### Given request:
From the listing below, pick out each line with the word "کتاب".

Source data:

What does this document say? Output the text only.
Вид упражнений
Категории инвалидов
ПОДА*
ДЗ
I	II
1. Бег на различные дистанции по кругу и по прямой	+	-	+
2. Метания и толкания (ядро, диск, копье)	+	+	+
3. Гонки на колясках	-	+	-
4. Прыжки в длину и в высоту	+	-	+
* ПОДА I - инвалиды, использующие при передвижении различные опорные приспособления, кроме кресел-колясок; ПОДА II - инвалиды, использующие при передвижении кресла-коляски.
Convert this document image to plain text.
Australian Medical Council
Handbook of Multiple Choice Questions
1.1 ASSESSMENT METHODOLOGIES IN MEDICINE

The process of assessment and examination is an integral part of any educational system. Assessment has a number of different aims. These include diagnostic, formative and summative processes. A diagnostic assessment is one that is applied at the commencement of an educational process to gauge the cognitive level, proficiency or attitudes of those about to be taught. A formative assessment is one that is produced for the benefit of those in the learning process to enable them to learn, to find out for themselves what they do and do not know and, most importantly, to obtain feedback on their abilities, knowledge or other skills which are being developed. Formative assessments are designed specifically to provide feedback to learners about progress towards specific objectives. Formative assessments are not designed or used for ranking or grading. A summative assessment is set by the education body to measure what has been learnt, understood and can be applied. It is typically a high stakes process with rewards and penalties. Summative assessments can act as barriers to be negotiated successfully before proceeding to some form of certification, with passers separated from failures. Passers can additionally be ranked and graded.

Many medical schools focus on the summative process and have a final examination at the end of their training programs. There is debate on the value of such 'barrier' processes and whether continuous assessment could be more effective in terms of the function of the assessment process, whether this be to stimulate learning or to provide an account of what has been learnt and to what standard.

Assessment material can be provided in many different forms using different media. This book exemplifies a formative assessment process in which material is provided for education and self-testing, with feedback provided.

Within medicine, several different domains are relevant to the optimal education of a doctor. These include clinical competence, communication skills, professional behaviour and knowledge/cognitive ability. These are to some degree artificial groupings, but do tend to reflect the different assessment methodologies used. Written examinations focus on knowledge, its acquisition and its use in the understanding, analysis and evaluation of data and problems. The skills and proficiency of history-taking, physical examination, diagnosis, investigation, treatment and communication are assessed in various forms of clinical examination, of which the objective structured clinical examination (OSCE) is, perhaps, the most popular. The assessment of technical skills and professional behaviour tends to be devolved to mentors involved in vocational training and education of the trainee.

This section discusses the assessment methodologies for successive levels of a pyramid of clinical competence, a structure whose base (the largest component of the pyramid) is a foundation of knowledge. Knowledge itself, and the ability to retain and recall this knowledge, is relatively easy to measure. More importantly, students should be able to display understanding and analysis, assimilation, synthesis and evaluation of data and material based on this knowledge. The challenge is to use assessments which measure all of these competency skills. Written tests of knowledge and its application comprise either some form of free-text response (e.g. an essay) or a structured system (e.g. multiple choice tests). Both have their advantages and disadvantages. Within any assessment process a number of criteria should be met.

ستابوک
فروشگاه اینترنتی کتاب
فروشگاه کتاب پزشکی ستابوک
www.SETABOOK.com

### Full response:
فروشگاه اینترنتی کتاب
فروشگاه کتاب پزشکی ستابوک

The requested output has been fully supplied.